**Request**
Wherever a line holds the string "name", copy that line.

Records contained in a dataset
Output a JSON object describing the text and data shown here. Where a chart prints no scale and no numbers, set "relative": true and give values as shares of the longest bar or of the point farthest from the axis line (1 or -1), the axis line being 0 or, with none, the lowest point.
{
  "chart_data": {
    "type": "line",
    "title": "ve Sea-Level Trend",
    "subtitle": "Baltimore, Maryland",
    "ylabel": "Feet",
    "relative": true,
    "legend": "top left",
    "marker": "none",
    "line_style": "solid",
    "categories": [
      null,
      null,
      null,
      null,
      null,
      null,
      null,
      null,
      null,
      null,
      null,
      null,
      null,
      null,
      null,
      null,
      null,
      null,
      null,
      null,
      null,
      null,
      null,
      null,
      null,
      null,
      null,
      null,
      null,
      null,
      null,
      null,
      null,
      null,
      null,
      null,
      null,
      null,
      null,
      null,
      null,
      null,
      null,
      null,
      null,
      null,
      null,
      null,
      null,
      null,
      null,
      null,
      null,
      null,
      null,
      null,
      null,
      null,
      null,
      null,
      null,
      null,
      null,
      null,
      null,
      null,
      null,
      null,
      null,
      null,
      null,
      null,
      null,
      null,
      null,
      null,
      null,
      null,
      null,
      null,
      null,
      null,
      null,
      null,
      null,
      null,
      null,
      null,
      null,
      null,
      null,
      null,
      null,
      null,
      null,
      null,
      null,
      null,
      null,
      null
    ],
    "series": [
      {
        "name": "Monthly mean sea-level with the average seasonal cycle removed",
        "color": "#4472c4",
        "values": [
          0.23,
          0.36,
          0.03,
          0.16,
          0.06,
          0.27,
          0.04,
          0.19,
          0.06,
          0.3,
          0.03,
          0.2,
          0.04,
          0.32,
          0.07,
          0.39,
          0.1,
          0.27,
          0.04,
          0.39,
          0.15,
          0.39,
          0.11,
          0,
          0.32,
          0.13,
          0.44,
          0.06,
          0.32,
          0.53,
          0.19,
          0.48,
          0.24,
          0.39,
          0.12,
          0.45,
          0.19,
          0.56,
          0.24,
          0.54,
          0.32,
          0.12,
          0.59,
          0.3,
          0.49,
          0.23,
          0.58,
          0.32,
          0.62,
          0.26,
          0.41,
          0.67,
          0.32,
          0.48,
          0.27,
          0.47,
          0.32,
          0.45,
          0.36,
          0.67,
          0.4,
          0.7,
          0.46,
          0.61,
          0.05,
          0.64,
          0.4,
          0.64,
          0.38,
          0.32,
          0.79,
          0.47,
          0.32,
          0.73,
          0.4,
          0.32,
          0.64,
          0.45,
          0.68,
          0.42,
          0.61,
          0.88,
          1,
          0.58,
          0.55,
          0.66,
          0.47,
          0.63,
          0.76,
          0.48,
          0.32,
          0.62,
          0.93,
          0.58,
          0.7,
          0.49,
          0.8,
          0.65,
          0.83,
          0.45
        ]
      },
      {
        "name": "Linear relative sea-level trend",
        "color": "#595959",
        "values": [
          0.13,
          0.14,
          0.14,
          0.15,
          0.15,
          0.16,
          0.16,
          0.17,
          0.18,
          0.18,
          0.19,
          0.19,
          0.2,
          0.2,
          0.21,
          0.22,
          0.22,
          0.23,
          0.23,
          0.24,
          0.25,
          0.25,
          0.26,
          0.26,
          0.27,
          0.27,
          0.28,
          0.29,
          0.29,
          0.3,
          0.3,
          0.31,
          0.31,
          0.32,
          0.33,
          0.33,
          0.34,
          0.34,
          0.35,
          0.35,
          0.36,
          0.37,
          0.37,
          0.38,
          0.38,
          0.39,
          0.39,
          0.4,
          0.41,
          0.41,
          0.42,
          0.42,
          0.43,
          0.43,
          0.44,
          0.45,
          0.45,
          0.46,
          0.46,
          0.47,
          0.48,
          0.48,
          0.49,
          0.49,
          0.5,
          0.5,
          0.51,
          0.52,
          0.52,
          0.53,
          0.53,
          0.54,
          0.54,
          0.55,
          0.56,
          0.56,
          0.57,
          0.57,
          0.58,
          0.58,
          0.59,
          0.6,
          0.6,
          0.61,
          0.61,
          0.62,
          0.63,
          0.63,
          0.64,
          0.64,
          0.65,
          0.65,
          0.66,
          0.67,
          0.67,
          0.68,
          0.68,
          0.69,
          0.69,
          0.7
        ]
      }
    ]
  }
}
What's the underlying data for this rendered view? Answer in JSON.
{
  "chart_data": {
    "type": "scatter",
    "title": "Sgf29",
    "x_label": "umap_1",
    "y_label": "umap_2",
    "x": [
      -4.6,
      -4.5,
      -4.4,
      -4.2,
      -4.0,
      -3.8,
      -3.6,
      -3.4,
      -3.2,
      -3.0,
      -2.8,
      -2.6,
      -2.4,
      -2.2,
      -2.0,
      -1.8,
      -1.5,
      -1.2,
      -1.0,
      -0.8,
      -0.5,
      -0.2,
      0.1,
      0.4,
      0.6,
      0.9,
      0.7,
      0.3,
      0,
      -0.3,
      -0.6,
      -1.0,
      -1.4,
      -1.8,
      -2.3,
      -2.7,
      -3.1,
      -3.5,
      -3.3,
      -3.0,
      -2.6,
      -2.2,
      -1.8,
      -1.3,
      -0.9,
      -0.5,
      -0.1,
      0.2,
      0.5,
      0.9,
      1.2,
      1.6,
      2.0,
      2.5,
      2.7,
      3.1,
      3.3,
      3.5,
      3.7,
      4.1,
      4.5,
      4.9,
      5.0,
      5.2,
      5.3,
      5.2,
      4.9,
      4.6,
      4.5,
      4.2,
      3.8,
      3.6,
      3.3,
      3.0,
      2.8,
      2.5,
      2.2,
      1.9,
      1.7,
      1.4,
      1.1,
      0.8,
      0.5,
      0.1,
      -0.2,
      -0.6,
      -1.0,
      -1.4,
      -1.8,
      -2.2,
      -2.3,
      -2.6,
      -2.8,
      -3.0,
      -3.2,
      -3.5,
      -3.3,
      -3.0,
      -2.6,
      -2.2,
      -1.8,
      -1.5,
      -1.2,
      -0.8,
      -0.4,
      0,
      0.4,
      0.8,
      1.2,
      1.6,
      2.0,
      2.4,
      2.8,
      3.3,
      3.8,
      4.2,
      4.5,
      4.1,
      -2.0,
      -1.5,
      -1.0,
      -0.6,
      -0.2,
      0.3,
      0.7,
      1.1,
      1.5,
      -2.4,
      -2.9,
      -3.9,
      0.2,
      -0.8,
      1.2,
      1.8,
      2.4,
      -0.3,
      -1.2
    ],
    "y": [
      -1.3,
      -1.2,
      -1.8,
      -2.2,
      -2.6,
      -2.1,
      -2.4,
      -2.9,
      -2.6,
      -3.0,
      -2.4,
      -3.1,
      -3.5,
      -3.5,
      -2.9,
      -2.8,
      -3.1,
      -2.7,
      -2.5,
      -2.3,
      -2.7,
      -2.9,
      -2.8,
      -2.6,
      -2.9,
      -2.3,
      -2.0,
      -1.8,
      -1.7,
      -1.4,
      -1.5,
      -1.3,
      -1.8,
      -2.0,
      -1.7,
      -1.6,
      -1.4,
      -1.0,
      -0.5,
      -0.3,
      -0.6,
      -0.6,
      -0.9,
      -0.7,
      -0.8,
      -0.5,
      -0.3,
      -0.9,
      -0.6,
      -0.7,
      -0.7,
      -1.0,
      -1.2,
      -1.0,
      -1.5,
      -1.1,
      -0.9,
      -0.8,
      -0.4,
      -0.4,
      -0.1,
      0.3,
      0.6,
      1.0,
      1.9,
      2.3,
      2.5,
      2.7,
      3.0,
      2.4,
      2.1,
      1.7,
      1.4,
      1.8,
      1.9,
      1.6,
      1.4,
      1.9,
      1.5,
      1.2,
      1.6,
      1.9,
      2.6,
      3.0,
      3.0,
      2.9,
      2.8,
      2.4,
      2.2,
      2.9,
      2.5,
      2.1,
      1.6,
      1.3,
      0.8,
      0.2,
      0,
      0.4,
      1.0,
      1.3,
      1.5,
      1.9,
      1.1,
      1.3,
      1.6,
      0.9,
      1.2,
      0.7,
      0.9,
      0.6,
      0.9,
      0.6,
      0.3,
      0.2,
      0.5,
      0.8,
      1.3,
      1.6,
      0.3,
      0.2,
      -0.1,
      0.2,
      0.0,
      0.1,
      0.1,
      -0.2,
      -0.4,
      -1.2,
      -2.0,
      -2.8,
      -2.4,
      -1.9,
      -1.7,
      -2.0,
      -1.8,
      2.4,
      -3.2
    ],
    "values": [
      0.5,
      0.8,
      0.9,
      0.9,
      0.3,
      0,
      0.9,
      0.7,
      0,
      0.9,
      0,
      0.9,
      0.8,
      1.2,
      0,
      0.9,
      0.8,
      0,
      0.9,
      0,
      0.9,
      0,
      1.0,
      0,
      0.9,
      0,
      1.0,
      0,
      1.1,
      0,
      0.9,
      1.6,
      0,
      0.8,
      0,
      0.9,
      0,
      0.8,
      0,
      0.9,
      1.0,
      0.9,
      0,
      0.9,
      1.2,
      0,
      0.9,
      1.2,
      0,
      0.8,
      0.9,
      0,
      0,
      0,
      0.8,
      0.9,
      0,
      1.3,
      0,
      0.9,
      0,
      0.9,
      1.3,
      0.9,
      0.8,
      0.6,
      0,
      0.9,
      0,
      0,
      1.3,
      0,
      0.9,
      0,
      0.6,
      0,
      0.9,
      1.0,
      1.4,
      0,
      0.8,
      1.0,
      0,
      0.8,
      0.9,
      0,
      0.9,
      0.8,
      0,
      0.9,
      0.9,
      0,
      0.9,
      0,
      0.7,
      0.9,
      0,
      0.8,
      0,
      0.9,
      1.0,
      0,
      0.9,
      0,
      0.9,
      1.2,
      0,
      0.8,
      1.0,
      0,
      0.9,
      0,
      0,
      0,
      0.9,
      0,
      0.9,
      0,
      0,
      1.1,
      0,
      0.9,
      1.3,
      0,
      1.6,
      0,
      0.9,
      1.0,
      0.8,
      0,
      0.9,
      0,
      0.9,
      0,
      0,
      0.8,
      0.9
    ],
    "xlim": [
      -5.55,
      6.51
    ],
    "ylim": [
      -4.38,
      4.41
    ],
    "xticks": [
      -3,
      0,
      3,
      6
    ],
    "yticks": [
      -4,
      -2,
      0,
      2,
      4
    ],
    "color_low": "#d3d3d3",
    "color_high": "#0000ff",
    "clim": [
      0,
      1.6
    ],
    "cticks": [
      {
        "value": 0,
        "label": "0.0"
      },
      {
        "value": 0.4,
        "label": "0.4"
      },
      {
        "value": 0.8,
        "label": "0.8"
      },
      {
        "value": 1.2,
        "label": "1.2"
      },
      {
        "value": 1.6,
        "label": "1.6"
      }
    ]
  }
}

**Worked answer**
        "name": "Monthly mean sea-level with the average seasonal cycle removed",
        "name": "Linear relative sea-level trend",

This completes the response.